'''

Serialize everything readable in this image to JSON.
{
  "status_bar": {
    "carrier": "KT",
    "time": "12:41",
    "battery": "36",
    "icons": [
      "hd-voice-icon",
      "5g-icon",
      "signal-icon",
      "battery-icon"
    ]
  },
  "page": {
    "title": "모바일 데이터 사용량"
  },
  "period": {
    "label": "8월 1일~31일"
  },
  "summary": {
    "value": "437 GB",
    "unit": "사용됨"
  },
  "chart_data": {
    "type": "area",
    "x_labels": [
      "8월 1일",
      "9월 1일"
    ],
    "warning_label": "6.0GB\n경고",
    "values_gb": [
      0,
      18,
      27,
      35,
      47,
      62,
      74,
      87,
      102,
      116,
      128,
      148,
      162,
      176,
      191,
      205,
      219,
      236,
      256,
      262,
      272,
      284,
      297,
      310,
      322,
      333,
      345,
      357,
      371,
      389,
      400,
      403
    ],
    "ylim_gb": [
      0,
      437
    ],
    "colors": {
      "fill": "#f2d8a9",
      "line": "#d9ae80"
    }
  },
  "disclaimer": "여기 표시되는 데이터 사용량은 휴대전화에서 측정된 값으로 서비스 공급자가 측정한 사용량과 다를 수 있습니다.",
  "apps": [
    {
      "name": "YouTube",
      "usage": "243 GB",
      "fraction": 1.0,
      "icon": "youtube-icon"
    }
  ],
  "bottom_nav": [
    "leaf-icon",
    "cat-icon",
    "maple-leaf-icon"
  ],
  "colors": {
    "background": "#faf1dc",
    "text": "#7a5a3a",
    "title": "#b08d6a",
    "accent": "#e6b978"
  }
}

'''

STATED EXERCISE
Restate each record exactly as written.

SOLUTION TO THIS PROBLEM
Serialize everything readable in this image to JSON.
{
  "status_bar": {
    "carrier": "KT",
    "time": "12:41",
    "battery": "36",
    "icons": [
      "hd-voice-icon",
      "5g-icon",
      "signal-icon",
      "battery-icon"
    ]
  },
  "page": {
    "title": "모바일 데이터 사용량"
  },
  "period": {
    "label": "8월 1일~31일"
  },
  "summary": {
    "value": "437 GB",
    "unit": "사용됨"
  },
  "chart_data": {
    "type": "area",
    "x_labels": [
      "8월 1일",
      "9월 1일"
    ],
    "warning_label": "6.0GB\n경고",
    "values_gb": [
      0,
      18,
      27,
      35,
      47,
      62,
      74,
      87,
      102,
      116,
      128,
      148,
      162,
      176,
      191,
      205,
      219,
      236,
      256,
      262,
      272,
      284,
      297,
      310,
      322,
      333,
      345,
      357,
      371,
      389,
      400,
      403
    ],
    "ylim_gb": [
      0,
      437
    ],
    "colors": {
      "fill": "#f2d8a9",
      "line": "#d9ae80"
    }
  },
  "disclaimer": "여기 표시되는 데이터 사용량은 휴대전화에서 측정된 값으로 서비스 공급자가 측정한 사용량과 다를 수 있습니다.",
  "apps": [
    {
      "name": "YouTube",
      "usage": "243 GB",
      "fraction": 1.0,
      "icon": "youtube-icon"
    }
  ],
  "bottom_nav": [
    "leaf-icon",
    "cat-icon",
    "maple-leaf-icon"
  ],
  "colors": {
    "background": "#faf1dc",
    "text": "#7a5a3a",
    "title": "#b08d6a",
    "accent": "#e6b978"
  }
}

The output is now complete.